- **Problem details**:
Set the listing down unchanged, minus every embedded image.
= = = =
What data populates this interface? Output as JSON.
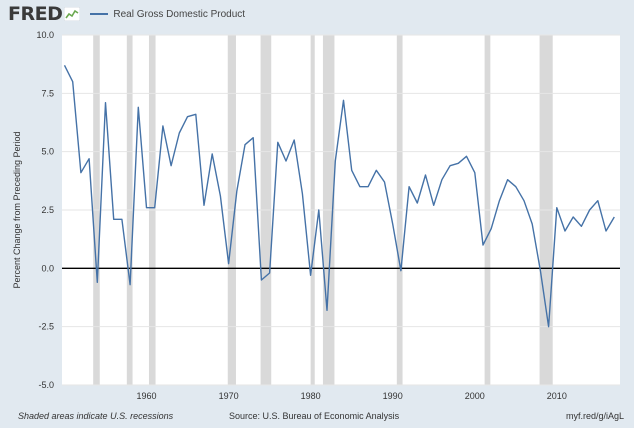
{
  "header": {
    "logo": "FRED",
    "legend_label": "Real Gross Domestic Product"
  },
  "footer": {
    "note": "Shaded areas indicate U.S. recessions",
    "source": "Source: U.S. Bureau of Economic Analysis",
    "url": "myf.red/g/iAgL"
  },
  "colors": {
    "line": "#4572a7",
    "background": "#e1e9f0",
    "plot": "#ffffff",
    "recession": "#d9d9d9",
    "zero_line": "#000000"
  },
  "chart_data": {
    "type": "line",
    "title": "",
    "xlabel": "",
    "ylabel": "Percent Change from Preceding Period",
    "xlim": [
      1949.7,
      2017.7
    ],
    "ylim": [
      -5.0,
      10.0
    ],
    "y_ticks": [
      -5.0,
      -2.5,
      0.0,
      2.5,
      5.0,
      7.5,
      10.0
    ],
    "y_tick_labels": [
      "-5.0",
      "-2.5",
      "0.0",
      "2.5",
      "5.0",
      "7.5",
      "10.0"
    ],
    "x_ticks": [
      1960,
      1970,
      1980,
      1990,
      2000,
      2010
    ],
    "x_tick_labels": [
      "1960",
      "1970",
      "1980",
      "1990",
      "2000",
      "2010"
    ],
    "grid": "horizontal",
    "legend": "top-left",
    "recessions": [
      [
        1953.5,
        1954.3
      ],
      [
        1957.6,
        1958.3
      ],
      [
        1960.3,
        1961.1
      ],
      [
        1969.9,
        1970.9
      ],
      [
        1973.9,
        1975.2
      ],
      [
        1980.0,
        1980.5
      ],
      [
        1981.5,
        1982.9
      ],
      [
        1990.5,
        1991.2
      ],
      [
        2001.2,
        2001.9
      ],
      [
        2007.9,
        2009.5
      ]
    ],
    "series": [
      {
        "name": "Real Gross Domestic Product",
        "x": [
          1950,
          1951,
          1952,
          1953,
          1954,
          1955,
          1956,
          1957,
          1958,
          1959,
          1960,
          1961,
          1962,
          1963,
          1964,
          1965,
          1966,
          1967,
          1968,
          1969,
          1970,
          1971,
          1972,
          1973,
          1974,
          1975,
          1976,
          1977,
          1978,
          1979,
          1980,
          1981,
          1982,
          1983,
          1984,
          1985,
          1986,
          1987,
          1988,
          1989,
          1990,
          1991,
          1992,
          1993,
          1994,
          1995,
          1996,
          1997,
          1998,
          1999,
          2000,
          2001,
          2002,
          2003,
          2004,
          2005,
          2006,
          2007,
          2008,
          2009,
          2010,
          2011,
          2012,
          2013,
          2014,
          2015,
          2016,
          2017
        ],
        "y": [
          8.7,
          8.0,
          4.1,
          4.7,
          -0.6,
          7.1,
          2.1,
          2.1,
          -0.7,
          6.9,
          2.6,
          2.6,
          6.1,
          4.4,
          5.8,
          6.5,
          6.6,
          2.7,
          4.9,
          3.1,
          0.2,
          3.3,
          5.3,
          5.6,
          -0.5,
          -0.2,
          5.4,
          4.6,
          5.5,
          3.2,
          -0.3,
          2.5,
          -1.8,
          4.6,
          7.2,
          4.2,
          3.5,
          3.5,
          4.2,
          3.7,
          1.9,
          -0.1,
          3.5,
          2.8,
          4.0,
          2.7,
          3.8,
          4.4,
          4.5,
          4.8,
          4.1,
          1.0,
          1.7,
          2.9,
          3.8,
          3.5,
          2.9,
          1.9,
          -0.1,
          -2.5,
          2.6,
          1.6,
          2.2,
          1.8,
          2.5,
          2.9,
          1.6,
          2.2
        ]
      }
    ]
  }
}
= = = =
- **Expected answer**:
What data populates this interface? Output as JSON.
{
  "header": {
    "logo": "FRED",
    "legend_label": "Real Gross Domestic Product"
  },
  "footer": {
    "note": "Shaded areas indicate U.S. recessions",
    "source": "Source: U.S. Bureau of Economic Analysis",
    "url": "myf.red/g/iAgL"
  },
  "colors": {
    "line": "#4572a7",
    "background": "#e1e9f0",
    "plot": "#ffffff",
    "recession": "#d9d9d9",
    "zero_line": "#000000"
  },
  "chart_data": {
    "type": "line",
    "title": "",
    "xlabel": "",
    "ylabel": "Percent Change from Preceding Period",
    "xlim": [
      1949.7,
      2017.7
    ],
    "ylim": [
      -5.0,
      10.0
    ],
    "y_ticks": [
      -5.0,
      -2.5,
      0.0,
      2.5,
      5.0,
      7.5,
      10.0
    ],
    "y_tick_labels": [
      "-5.0",
      "-2.5",
      "0.0",
      "2.5",
      "5.0",
      "7.5",
      "10.0"
    ],
    "x_ticks": [
      1960,
      1970,
      1980,
      1990,
      2000,
      2010
    ],
    "x_tick_labels": [
      "1960",
      "1970",
      "1980",
      "1990",
      "2000",
      "2010"
    ],
    "grid": "horizontal",
    "legend": "top-left",
    "recessions": [
      [
        1953.5,
        1954.3
      ],
      [
        1957.6,
        1958.3
      ],
      [
        1960.3,
        1961.1
      ],
      [
        1969.9,
        1970.9
      ],
      [
        1973.9,
        1975.2
      ],
      [
        1980.0,
        1980.5
      ],
      [
        1981.5,
        1982.9
      ],
      [
        1990.5,
        1991.2
      ],
      [
        2001.2,
        2001.9
      ],
      [
        2007.9,
        2009.5
      ]
    ],
    "series": [
      {
        "name": "Real Gross Domestic Product",
        "x": [
          1950,
          1951,
          1952,
          1953,
          1954,
          1955,
          1956,
          1957,
          1958,
          1959,
          1960,
          1961,
          1962,
          1963,
          1964,
          1965,
          1966,
          1967,
          1968,
          1969,
          1970,
          1971,
          1972,
          1973,
          1974,
          1975,
          1976,
          1977,
          1978,
          1979,
          1980,
          1981,
          1982,
          1983,
          1984,
          1985,
          1986,
          1987,
          1988,
          1989,
          1990,
          1991,
          1992,
          1993,
          1994,
          1995,
          1996,
          1997,
          1998,
          1999,
          2000,
          2001,
          2002,
          2003,
          2004,
          2005,
          2006,
          2007,
          2008,
          2009,
          2010,
          2011,
          2012,
          2013,
          2014,
          2015,
          2016,
          2017
        ],
        "y": [
          8.7,
          8.0,
          4.1,
          4.7,
          -0.6,
          7.1,
          2.1,
          2.1,
          -0.7,
          6.9,
          2.6,
          2.6,
          6.1,
          4.4,
          5.8,
          6.5,
          6.6,
          2.7,
          4.9,
          3.1,
          0.2,
          3.3,
          5.3,
          5.6,
          -0.5,
          -0.2,
          5.4,
          4.6,
          5.5,
          3.2,
          -0.3,
          2.5,
          -1.8,
          4.6,
          7.2,
          4.2,
          3.5,
          3.5,
          4.2,
          3.7,
          1.9,
          -0.1,
          3.5,
          2.8,
          4.0,
          2.7,
          3.8,
          4.4,
          4.5,
          4.8,
          4.1,
          1.0,
          1.7,
          2.9,
          3.8,
          3.5,
          2.9,
          1.9,
          -0.1,
          -2.5,
          2.6,
          1.6,
          2.2,
          1.8,
          2.5,
          2.9,
          1.6,
          2.2
        ]
      }
    ]
  }
}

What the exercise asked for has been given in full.